Extract all of the data and reproduce it precisely.

───── Input rows

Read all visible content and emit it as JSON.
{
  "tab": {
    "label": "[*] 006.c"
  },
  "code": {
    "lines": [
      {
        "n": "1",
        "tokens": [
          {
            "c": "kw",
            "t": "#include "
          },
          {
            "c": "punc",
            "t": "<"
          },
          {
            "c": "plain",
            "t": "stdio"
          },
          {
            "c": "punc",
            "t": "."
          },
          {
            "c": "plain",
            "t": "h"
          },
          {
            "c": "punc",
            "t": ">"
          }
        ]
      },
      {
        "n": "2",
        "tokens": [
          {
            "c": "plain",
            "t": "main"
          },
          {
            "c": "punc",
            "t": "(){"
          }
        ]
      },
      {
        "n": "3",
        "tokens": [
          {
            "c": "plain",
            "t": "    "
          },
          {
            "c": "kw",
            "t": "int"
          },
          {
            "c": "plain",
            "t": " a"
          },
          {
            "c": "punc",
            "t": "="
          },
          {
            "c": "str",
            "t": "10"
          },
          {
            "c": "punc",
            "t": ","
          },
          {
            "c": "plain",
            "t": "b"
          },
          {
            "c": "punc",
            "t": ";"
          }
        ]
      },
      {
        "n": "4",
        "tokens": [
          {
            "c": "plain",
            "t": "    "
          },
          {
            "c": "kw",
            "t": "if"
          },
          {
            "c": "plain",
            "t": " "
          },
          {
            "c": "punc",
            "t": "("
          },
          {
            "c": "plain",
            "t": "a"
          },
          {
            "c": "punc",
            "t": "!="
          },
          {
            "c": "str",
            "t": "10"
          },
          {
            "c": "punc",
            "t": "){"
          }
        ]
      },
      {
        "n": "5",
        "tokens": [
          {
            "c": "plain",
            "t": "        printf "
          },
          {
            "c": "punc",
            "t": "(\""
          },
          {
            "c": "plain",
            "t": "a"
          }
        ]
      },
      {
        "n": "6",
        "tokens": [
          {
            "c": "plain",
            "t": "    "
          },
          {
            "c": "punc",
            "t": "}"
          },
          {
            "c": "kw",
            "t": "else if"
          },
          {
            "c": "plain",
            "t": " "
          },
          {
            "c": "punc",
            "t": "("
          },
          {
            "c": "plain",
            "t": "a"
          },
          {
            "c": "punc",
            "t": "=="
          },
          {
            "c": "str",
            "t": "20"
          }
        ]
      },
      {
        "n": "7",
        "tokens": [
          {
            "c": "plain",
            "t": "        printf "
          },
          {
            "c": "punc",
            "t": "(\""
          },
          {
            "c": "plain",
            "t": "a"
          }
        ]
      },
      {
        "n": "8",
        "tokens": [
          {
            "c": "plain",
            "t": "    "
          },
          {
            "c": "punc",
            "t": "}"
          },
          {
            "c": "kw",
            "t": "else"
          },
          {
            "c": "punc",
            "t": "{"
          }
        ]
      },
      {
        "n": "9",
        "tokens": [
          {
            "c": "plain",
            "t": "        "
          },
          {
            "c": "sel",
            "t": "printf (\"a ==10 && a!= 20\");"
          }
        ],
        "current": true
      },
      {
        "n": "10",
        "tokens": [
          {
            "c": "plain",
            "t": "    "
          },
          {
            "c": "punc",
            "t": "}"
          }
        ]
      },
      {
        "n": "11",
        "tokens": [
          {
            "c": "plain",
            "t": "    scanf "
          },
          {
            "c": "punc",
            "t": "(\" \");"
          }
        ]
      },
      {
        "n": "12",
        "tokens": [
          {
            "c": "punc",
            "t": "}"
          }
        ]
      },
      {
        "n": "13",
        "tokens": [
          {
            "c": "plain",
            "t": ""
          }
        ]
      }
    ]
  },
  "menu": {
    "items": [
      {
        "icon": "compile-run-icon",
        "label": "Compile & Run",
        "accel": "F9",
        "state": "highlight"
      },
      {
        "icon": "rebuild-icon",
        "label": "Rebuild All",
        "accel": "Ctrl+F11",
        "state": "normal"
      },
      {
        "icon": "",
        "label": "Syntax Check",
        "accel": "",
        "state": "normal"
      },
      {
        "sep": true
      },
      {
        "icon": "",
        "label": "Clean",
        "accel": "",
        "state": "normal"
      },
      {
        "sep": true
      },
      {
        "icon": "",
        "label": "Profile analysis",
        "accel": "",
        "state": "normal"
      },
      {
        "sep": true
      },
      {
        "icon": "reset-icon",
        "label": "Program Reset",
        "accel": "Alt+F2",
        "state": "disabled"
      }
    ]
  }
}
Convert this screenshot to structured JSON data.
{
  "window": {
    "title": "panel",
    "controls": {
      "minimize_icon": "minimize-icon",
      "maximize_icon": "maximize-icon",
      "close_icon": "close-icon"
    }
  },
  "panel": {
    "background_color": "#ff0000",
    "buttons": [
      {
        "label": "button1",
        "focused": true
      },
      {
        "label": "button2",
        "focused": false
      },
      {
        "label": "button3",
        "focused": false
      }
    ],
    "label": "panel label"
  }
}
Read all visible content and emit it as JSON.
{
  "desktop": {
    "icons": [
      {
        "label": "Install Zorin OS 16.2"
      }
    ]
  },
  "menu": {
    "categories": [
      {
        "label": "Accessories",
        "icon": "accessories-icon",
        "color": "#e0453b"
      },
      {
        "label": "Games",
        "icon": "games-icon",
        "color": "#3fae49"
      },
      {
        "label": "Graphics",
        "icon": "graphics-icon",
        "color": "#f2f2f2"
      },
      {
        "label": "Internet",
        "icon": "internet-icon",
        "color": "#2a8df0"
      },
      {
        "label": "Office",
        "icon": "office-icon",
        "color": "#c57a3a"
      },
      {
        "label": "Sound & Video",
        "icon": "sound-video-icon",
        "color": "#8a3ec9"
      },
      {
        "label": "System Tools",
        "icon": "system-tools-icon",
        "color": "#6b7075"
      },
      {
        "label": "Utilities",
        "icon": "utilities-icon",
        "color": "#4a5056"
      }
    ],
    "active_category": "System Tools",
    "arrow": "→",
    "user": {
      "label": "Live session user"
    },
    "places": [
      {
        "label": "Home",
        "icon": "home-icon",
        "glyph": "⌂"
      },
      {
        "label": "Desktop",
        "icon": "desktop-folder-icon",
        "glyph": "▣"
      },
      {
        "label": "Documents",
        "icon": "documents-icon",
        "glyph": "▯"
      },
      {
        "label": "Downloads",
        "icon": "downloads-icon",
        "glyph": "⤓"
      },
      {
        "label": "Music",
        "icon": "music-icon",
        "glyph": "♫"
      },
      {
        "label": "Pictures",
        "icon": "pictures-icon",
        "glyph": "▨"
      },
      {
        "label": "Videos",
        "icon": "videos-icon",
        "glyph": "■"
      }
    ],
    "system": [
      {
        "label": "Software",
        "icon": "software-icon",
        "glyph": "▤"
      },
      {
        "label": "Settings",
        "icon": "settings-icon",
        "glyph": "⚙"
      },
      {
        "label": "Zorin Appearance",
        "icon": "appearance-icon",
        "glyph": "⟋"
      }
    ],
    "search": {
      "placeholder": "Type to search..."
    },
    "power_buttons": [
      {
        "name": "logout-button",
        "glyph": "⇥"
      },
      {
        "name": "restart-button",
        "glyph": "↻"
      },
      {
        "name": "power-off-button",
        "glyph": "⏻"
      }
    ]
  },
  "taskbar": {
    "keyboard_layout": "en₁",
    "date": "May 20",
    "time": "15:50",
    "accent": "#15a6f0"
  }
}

──────────

* **Answer to this exercise**
Read all visible content and emit it as JSON.
{
  "tab": {
    "label": "[*] 006.c"
  },
  "code": {
    "lines": [
      {
        "n": "1",
        "tokens": [
          {
            "c": "kw",
            "t": "#include "
          },
          {
            "c": "punc",
            "t": "<"
          },
          {
            "c": "plain",
            "t": "stdio"
          },
          {
            "c": "punc",
            "t": "."
          },
          {
            "c": "plain",
            "t": "h"
          },
          {
            "c": "punc",
            "t": ">"
          }
        ]
      },
      {
        "n": "2",
        "tokens": [
          {
            "c": "plain",
            "t": "main"
          },
          {
            "c": "punc",
            "t": "(){"
          }
        ]
      },
      {
        "n": "3",
        "tokens": [
          {
            "c": "plain",
            "t": "    "
          },
          {
            "c": "kw",
            "t": "int"
          },
          {
            "c": "plain",
            "t": " a"
          },
          {
            "c": "punc",
            "t": "="
          },
          {
            "c": "str",
            "t": "10"
          },
          {
            "c": "punc",
            "t": ","
          },
          {
            "c": "plain",
            "t": "b"
          },
          {
            "c": "punc",
            "t": ";"
          }
        ]
      },
      {
        "n": "4",
        "tokens": [
          {
            "c": "plain",
            "t": "    "
          },
          {
            "c": "kw",
            "t": "if"
          },
          {
            "c": "plain",
            "t": " "
          },
          {
            "c": "punc",
            "t": "("
          },
          {
            "c": "plain",
            "t": "a"
          },
          {
            "c": "punc",
            "t": "!="
          },
          {
            "c": "str",
            "t": "10"
          },
          {
            "c": "punc",
            "t": "){"
          }
        ]
      },
      {
        "n": "5",
        "tokens": [
          {
            "c": "plain",
            "t": "        printf "
          },
          {
            "c": "punc",
            "t": "(\""
          },
          {
            "c": "plain",
            "t": "a"
          }
        ]
      },
      {
        "n": "6",
        "tokens": [
          {
            "c": "plain",
            "t": "    "
          },
          {
            "c": "punc",
            "t": "}"
          },
          {
            "c": "kw",
            "t": "else if"
          },
          {
            "c": "plain",
            "t": " "
          },
          {
            "c": "punc",
            "t": "("
          },
          {
            "c": "plain",
            "t": "a"
          },
          {
            "c": "punc",
            "t": "=="
          },
          {
            "c": "str",
            "t": "20"
          }
        ]
      },
      {
        "n": "7",
        "tokens": [
          {
            "c": "plain",
            "t": "        printf "
          },
          {
            "c": "punc",
            "t": "(\""
          },
          {
            "c": "plain",
            "t": "a"
          }
        ]
      },
      {
        "n": "8",
        "tokens": [
          {
            "c": "plain",
            "t": "    "
          },
          {
            "c": "punc",
            "t": "}"
          },
          {
            "c": "kw",
            "t": "else"
          },
          {
            "c": "punc",
            "t": "{"
          }
        ]
      },
      {
        "n": "9",
        "tokens": [
          {
            "c": "plain",
            "t": "        "
          },
          {
            "c": "sel",
            "t": "printf (\"a ==10 && a!= 20\");"
          }
        ],
        "current": true
      },
      {
        "n": "10",
        "tokens": [
          {
            "c": "plain",
            "t": "    "
          },
          {
            "c": "punc",
            "t": "}"
          }
        ]
      },
      {
        "n": "11",
        "tokens": [
          {
            "c": "plain",
            "t": "    scanf "
          },
          {
            "c": "punc",
            "t": "(\" \");"
          }
        ]
      },
      {
        "n": "12",
        "tokens": [
          {
            "c": "punc",
            "t": "}"
          }
        ]
      },
      {
        "n": "13",
        "tokens": [
          {
            "c": "plain",
            "t": ""
          }
        ]
      }
    ]
  },
  "menu": {
    "items": [
      {
        "icon": "compile-run-icon",
        "label": "Compile & Run",
        "accel": "F9",
        "state": "highlight"
      },
      {
        "icon": "rebuild-icon",
        "label": "Rebuild All",
        "accel": "Ctrl+F11",
        "state": "normal"
      },
      {
        "icon": "",
        "label": "Syntax Check",
        "accel": "",
        "state": "normal"
      },
      {
        "sep": true
      },
      {
        "icon": "",
        "label": "Clean",
        "accel": "",
        "state": "normal"
      },
      {
        "sep": true
      },
      {
        "icon": "",
        "label": "Profile analysis",
        "accel": "",
        "state": "normal"
      },
      {
        "sep": true
      },
      {
        "icon": "reset-icon",
        "label": "Program Reset",
        "accel": "Alt+F2",
        "state": "disabled"
      }
    ]
  }
}
Convert this screenshot to structured JSON data.
{
  "window": {
    "title": "panel",
    "controls": {
      "minimize_icon": "minimize-icon",
      "maximize_icon": "maximize-icon",
      "close_icon": "close-icon"
    }
  },
  "panel": {
    "background_color": "#ff0000",
    "buttons": [
      {
        "label": "button1",
        "focused": true
      },
      {
        "label": "button2",
        "focused": false
      },
      {
        "label": "button3",
        "focused": false
      }
    ],
    "label": "panel label"
  }
}
Read all visible content and emit it as JSON.
{
  "desktop": {
    "icons": [
      {
        "label": "Install Zorin OS 16.2"
      }
    ]
  },
  "menu": {
    "categories": [
      {
        "label": "Accessories",
        "icon": "accessories-icon",
        "color": "#e0453b"
      },
      {
        "label": "Games",
        "icon": "games-icon",
        "color": "#3fae49"
      },
      {
        "label": "Graphics",
        "icon": "graphics-icon",
        "color": "#f2f2f2"
      },
      {
        "label": "Internet",
        "icon": "internet-icon",
        "color": "#2a8df0"
      },
      {
        "label": "Office",
        "icon": "office-icon",
        "color": "#c57a3a"
      },
      {
        "label": "Sound & Video",
        "icon": "sound-video-icon",
        "color": "#8a3ec9"
      },
      {
        "label": "System Tools",
        "icon": "system-tools-icon",
        "color": "#6b7075"
      },
      {
        "label": "Utilities",
        "icon": "utilities-icon",
        "color": "#4a5056"
      }
    ],
    "active_category": "System Tools",
    "arrow": "→",
    "user": {
      "label": "Live session user"
    },
    "places": [
      {
        "label": "Home",
        "icon": "home-icon",
        "glyph": "⌂"
      },
      {
        "label": "Desktop",
        "icon": "desktop-folder-icon",
        "glyph": "▣"
      },
      {
        "label": "Documents",
        "icon": "documents-icon",
        "glyph": "▯"
      },
      {
        "label": "Downloads",
        "icon": "downloads-icon",
        "glyph": "⤓"
      },
      {
        "label": "Music",
        "icon": "music-icon",
        "glyph": "♫"
      },
      {
        "label": "Pictures",
        "icon": "pictures-icon",
        "glyph": "▨"
      },
      {
        "label": "Videos",
        "icon": "videos-icon",
        "glyph": "■"
      }
    ],
    "system": [
      {
        "label": "Software",
        "icon": "software-icon",
        "glyph": "▤"
      },
      {
        "label": "Settings",
        "icon": "settings-icon",
        "glyph": "⚙"
      },
      {
        "label": "Zorin Appearance",
        "icon": "appearance-icon",
        "glyph": "⟋"
      }
    ],
    "search": {
      "placeholder": "Type to search..."
    },
    "power_buttons": [
      {
        "name": "logout-button",
        "glyph": "⇥"
      },
      {
        "name": "restart-button",
        "glyph": "↻"
      },
      {
        "name": "power-off-button",
        "glyph": "⏻"
      }
    ]
  },
  "taskbar": {
    "keyboard_layout": "en₁",
    "date": "May 20",
    "time": "15:50",
    "accent": "#15a6f0"
  }
}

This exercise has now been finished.